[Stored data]
※ ※ ※

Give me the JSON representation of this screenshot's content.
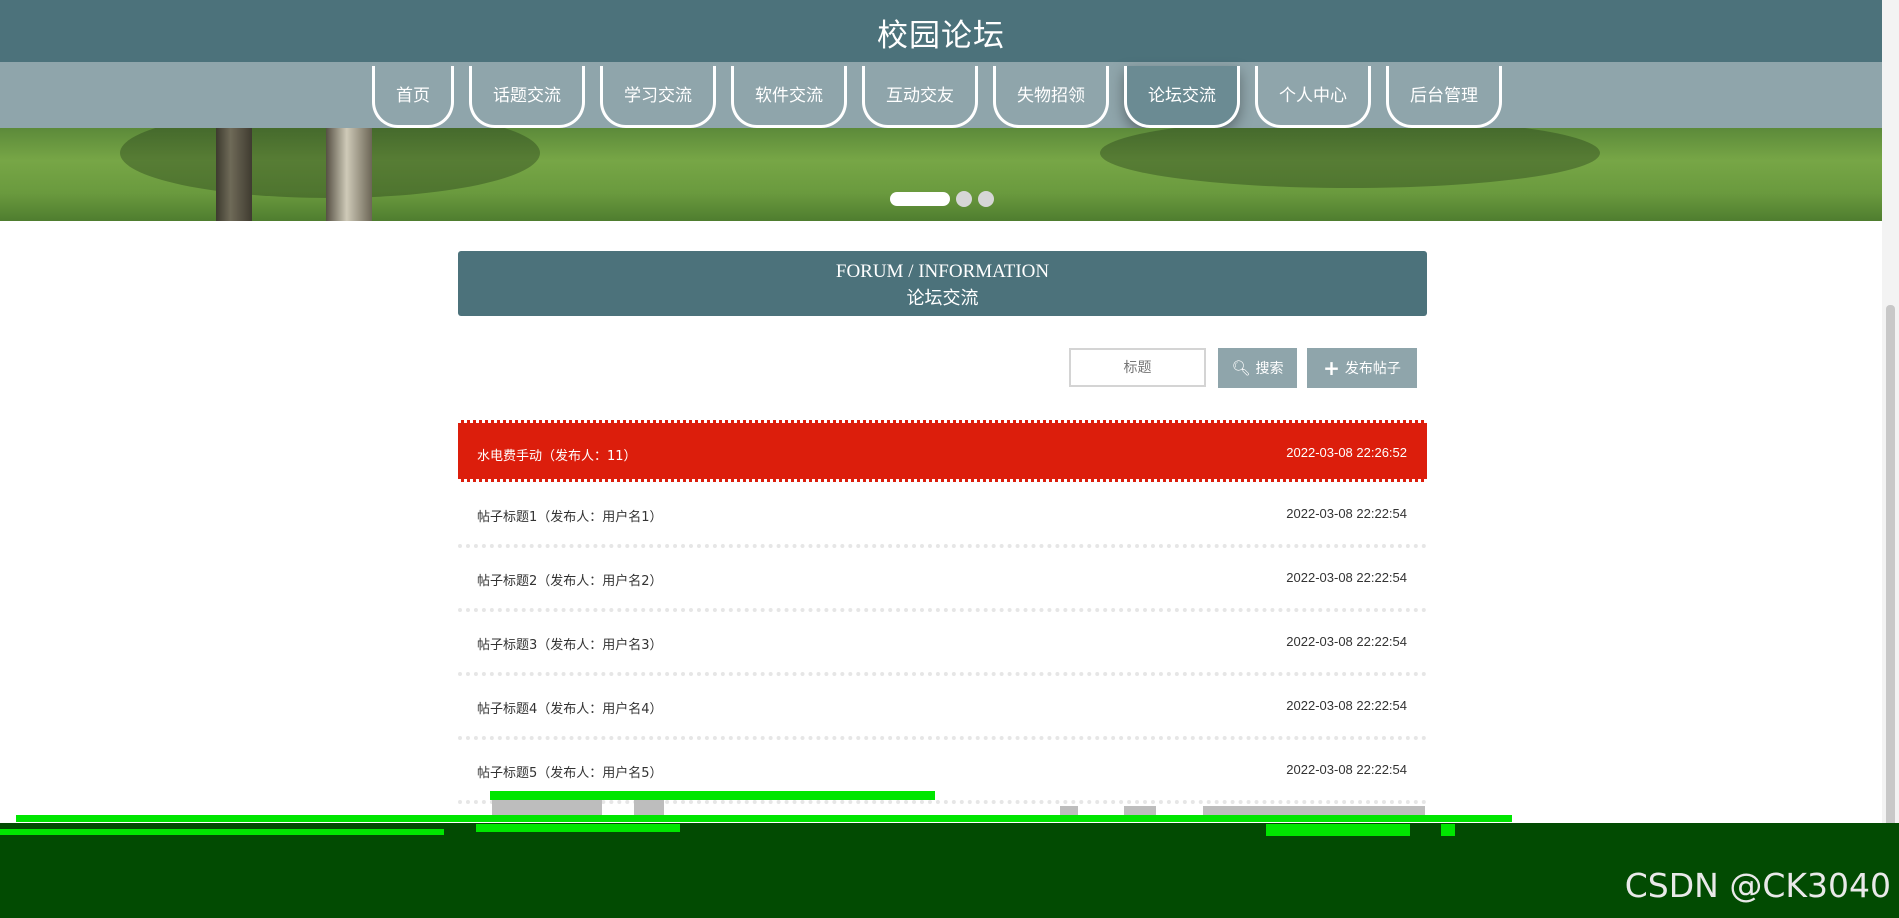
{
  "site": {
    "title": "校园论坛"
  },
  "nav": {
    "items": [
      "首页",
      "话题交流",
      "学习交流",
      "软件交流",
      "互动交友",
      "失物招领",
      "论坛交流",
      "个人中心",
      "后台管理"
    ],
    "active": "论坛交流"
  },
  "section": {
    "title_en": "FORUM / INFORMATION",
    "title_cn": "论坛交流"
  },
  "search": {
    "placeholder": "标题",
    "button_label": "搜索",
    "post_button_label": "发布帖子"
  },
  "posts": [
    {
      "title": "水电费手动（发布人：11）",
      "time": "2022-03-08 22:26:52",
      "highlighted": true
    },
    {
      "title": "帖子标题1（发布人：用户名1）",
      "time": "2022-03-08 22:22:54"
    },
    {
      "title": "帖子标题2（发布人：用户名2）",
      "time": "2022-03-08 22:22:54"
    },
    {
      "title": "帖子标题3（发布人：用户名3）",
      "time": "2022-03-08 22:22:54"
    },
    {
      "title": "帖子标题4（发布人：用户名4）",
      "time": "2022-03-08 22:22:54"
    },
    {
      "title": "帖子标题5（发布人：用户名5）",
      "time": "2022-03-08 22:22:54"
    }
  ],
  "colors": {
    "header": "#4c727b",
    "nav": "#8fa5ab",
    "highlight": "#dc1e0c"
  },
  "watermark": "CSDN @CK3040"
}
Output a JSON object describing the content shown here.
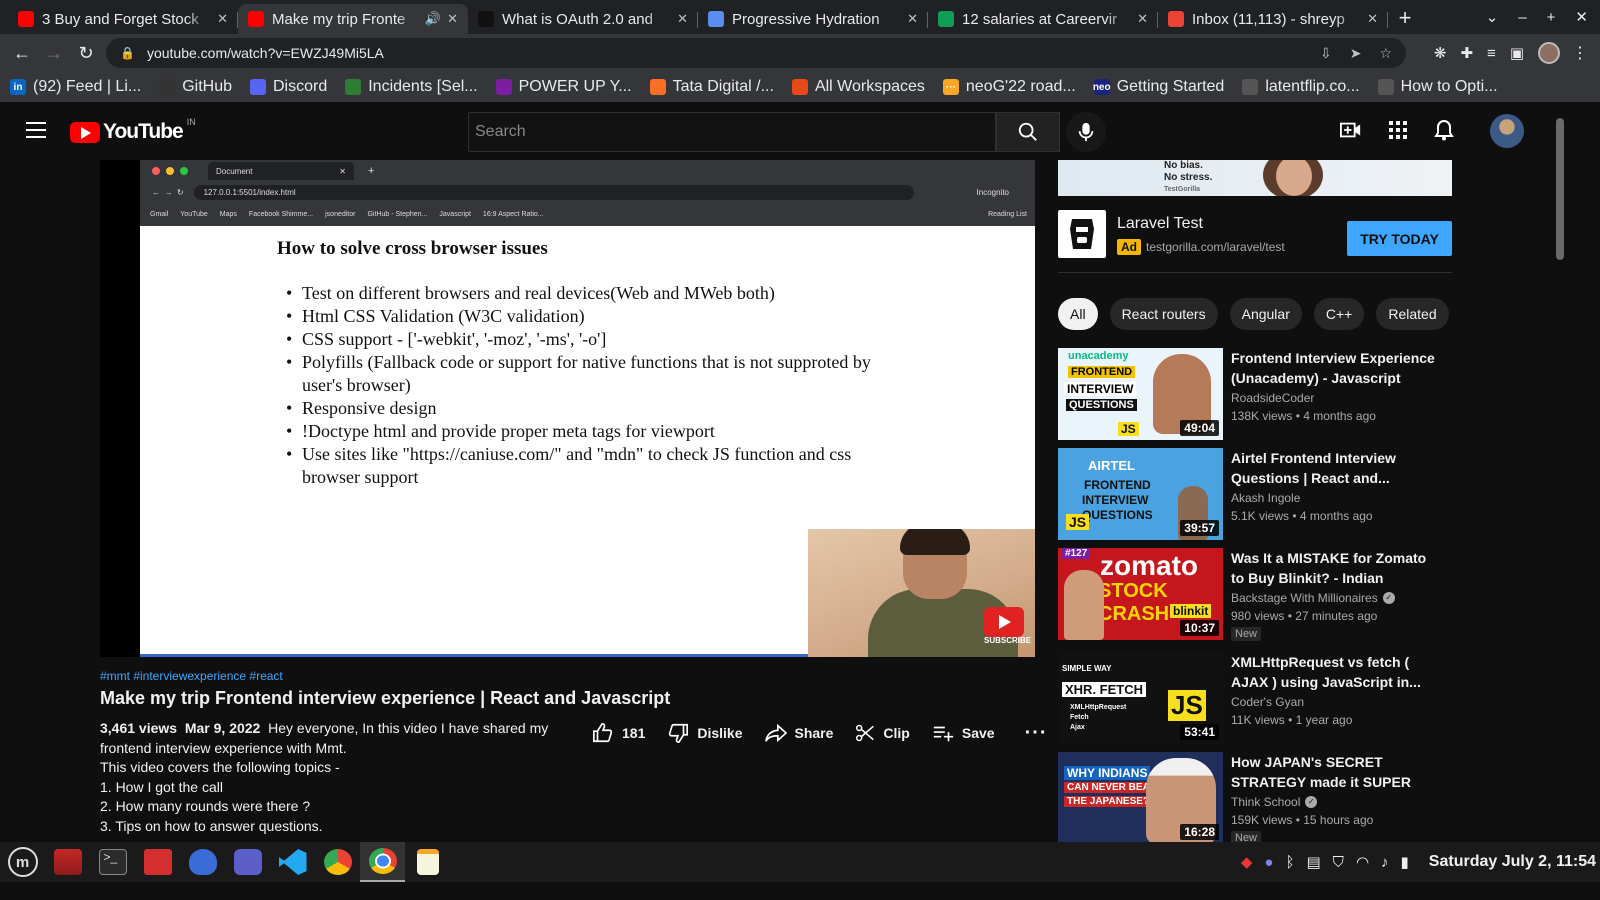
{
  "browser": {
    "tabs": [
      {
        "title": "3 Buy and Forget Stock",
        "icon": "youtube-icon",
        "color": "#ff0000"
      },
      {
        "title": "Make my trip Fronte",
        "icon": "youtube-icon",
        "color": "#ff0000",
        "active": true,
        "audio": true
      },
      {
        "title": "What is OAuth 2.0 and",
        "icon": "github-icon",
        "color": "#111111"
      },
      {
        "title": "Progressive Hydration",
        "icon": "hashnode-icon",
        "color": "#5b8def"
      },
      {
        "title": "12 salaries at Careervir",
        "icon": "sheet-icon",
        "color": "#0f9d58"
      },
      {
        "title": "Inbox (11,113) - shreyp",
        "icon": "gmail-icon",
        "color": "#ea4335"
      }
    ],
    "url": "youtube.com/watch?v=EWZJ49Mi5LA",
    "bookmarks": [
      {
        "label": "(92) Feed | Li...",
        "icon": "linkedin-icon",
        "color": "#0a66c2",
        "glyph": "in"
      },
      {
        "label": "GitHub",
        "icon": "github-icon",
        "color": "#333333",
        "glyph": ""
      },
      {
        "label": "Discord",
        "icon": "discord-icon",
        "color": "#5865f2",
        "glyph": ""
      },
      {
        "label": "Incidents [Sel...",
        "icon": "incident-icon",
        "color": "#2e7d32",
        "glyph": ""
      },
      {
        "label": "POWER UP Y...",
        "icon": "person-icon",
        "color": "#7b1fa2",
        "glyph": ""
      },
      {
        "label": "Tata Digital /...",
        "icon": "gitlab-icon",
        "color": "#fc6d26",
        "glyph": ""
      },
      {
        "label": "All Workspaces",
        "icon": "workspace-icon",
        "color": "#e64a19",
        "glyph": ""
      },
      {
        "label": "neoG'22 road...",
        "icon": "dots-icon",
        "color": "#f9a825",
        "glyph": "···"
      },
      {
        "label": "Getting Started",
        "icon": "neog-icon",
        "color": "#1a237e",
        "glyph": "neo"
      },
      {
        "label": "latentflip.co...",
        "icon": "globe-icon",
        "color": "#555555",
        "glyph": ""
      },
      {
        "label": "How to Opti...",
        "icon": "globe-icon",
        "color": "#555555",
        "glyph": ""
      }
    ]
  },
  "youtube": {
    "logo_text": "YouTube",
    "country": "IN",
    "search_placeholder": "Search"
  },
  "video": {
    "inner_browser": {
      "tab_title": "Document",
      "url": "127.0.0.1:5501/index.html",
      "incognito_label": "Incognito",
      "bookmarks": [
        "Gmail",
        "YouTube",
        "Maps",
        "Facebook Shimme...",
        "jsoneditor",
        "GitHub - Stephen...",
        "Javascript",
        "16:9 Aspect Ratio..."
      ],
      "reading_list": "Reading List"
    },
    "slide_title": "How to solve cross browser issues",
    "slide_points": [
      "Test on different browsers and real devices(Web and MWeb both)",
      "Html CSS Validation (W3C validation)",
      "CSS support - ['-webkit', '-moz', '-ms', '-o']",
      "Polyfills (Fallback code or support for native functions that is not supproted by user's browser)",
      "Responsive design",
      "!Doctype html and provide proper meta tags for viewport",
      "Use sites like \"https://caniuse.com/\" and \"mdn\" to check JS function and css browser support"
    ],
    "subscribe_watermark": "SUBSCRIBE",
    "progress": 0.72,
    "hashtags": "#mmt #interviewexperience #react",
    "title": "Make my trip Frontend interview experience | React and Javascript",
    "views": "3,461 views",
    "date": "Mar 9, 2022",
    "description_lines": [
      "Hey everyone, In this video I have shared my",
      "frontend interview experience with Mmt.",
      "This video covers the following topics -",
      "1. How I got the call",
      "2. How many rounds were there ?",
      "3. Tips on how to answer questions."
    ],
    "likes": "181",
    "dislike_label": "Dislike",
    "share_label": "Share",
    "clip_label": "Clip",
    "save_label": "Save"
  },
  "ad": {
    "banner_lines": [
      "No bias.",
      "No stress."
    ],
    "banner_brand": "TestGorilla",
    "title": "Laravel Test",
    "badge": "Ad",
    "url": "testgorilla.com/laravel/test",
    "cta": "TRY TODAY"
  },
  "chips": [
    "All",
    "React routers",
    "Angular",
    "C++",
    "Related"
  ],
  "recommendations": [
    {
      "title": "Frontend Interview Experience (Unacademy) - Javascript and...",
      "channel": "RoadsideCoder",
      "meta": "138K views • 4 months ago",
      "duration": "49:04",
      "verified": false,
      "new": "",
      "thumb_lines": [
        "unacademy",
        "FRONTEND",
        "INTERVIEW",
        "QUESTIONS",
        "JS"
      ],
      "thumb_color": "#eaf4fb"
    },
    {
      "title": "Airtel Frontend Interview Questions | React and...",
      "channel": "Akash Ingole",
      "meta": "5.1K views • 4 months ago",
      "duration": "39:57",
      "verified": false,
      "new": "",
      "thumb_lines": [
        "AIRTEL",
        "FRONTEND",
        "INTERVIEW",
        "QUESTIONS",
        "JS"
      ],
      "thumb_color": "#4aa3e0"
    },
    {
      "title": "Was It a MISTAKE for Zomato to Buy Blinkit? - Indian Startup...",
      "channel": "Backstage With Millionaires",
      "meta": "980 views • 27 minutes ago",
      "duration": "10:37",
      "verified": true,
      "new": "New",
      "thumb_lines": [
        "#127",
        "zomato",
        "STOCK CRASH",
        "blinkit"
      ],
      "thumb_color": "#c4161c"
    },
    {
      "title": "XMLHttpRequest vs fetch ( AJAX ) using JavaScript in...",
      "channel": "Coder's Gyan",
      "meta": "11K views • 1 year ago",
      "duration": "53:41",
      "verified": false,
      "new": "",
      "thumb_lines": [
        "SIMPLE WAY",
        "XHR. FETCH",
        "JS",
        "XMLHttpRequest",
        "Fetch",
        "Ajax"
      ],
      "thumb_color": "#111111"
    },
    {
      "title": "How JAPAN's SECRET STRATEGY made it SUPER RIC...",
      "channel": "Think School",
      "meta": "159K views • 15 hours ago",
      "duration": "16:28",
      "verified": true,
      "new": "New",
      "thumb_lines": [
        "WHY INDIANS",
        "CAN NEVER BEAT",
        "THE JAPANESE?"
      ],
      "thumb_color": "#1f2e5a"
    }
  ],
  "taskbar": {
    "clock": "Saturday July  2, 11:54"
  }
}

※ ※ ※

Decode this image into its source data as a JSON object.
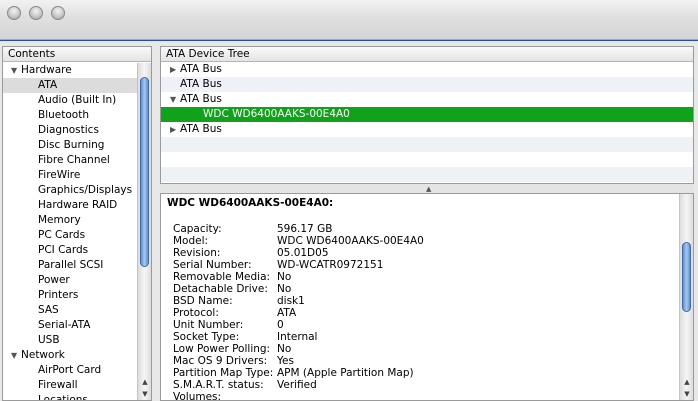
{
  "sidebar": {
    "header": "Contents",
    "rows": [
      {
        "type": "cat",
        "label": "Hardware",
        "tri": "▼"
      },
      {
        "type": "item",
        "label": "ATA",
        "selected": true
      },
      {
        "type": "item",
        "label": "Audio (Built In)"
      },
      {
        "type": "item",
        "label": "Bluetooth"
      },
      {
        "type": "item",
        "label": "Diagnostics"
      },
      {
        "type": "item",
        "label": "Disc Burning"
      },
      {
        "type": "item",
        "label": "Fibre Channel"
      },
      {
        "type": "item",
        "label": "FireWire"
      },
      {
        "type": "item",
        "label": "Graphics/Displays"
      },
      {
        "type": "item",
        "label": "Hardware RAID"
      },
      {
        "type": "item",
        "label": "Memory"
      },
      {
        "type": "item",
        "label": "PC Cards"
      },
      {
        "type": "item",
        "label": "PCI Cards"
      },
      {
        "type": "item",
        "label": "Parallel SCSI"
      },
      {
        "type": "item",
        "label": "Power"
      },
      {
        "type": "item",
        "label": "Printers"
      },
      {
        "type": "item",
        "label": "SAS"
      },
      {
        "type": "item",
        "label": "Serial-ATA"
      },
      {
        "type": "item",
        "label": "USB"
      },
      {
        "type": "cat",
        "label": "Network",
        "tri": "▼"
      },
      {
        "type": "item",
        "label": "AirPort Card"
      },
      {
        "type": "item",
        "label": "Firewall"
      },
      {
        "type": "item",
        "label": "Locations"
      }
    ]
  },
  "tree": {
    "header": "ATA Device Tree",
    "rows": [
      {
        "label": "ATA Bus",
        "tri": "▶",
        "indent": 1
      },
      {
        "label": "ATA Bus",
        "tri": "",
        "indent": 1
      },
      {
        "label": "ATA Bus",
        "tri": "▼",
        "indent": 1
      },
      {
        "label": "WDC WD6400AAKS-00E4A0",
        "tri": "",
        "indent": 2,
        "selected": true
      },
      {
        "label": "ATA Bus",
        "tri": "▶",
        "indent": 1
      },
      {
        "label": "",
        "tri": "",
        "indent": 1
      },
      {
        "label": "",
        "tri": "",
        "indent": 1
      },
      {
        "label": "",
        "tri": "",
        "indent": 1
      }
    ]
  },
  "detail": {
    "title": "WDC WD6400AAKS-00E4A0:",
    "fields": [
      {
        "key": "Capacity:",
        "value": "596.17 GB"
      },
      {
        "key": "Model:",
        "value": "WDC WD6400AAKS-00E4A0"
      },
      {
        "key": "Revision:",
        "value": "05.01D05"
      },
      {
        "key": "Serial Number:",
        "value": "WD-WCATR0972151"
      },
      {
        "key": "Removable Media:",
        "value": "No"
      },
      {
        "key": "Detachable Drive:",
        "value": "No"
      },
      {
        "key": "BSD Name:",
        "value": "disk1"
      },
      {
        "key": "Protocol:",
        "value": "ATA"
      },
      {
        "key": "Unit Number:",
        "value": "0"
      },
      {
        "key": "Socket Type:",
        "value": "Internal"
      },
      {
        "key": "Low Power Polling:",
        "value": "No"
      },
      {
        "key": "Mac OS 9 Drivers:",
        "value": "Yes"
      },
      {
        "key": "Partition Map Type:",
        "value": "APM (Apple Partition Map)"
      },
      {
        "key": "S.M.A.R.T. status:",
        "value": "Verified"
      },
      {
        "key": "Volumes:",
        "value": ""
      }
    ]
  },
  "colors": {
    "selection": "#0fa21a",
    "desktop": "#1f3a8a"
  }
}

※ ※ ※

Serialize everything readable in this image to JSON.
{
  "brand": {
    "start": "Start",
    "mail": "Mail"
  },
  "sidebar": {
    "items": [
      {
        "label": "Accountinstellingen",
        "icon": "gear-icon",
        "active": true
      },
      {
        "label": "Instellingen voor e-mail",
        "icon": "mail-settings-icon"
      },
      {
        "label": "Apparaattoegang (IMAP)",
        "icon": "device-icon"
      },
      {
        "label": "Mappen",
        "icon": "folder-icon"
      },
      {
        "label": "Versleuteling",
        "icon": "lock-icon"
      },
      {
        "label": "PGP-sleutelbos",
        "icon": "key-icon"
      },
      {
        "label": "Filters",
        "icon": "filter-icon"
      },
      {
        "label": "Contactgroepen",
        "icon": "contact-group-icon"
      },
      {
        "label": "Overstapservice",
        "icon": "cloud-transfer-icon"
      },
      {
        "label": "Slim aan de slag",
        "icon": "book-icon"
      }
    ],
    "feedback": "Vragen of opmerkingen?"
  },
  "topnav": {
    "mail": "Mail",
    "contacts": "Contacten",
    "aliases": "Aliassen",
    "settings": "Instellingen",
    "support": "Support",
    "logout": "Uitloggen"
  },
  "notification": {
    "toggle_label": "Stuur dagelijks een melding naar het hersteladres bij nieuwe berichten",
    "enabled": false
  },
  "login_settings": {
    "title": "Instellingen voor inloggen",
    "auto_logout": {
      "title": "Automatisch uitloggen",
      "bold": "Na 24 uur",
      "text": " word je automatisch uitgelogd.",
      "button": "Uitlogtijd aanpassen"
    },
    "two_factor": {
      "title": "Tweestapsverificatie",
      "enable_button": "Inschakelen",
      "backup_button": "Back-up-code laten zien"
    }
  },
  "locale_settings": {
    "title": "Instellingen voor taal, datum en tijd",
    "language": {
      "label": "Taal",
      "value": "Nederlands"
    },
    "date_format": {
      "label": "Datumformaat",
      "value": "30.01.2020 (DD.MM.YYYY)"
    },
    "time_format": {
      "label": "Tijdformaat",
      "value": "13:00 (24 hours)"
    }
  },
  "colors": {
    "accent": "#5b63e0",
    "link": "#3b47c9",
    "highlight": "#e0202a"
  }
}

※ ※ ※

What is asked: Consider the entries above and return each line with the string "duration".

Written solution:
      "duration": "49:04",
      "duration": "39:57",
      "duration": "10:37",
      "duration": "53:41",
      "duration": "16:28",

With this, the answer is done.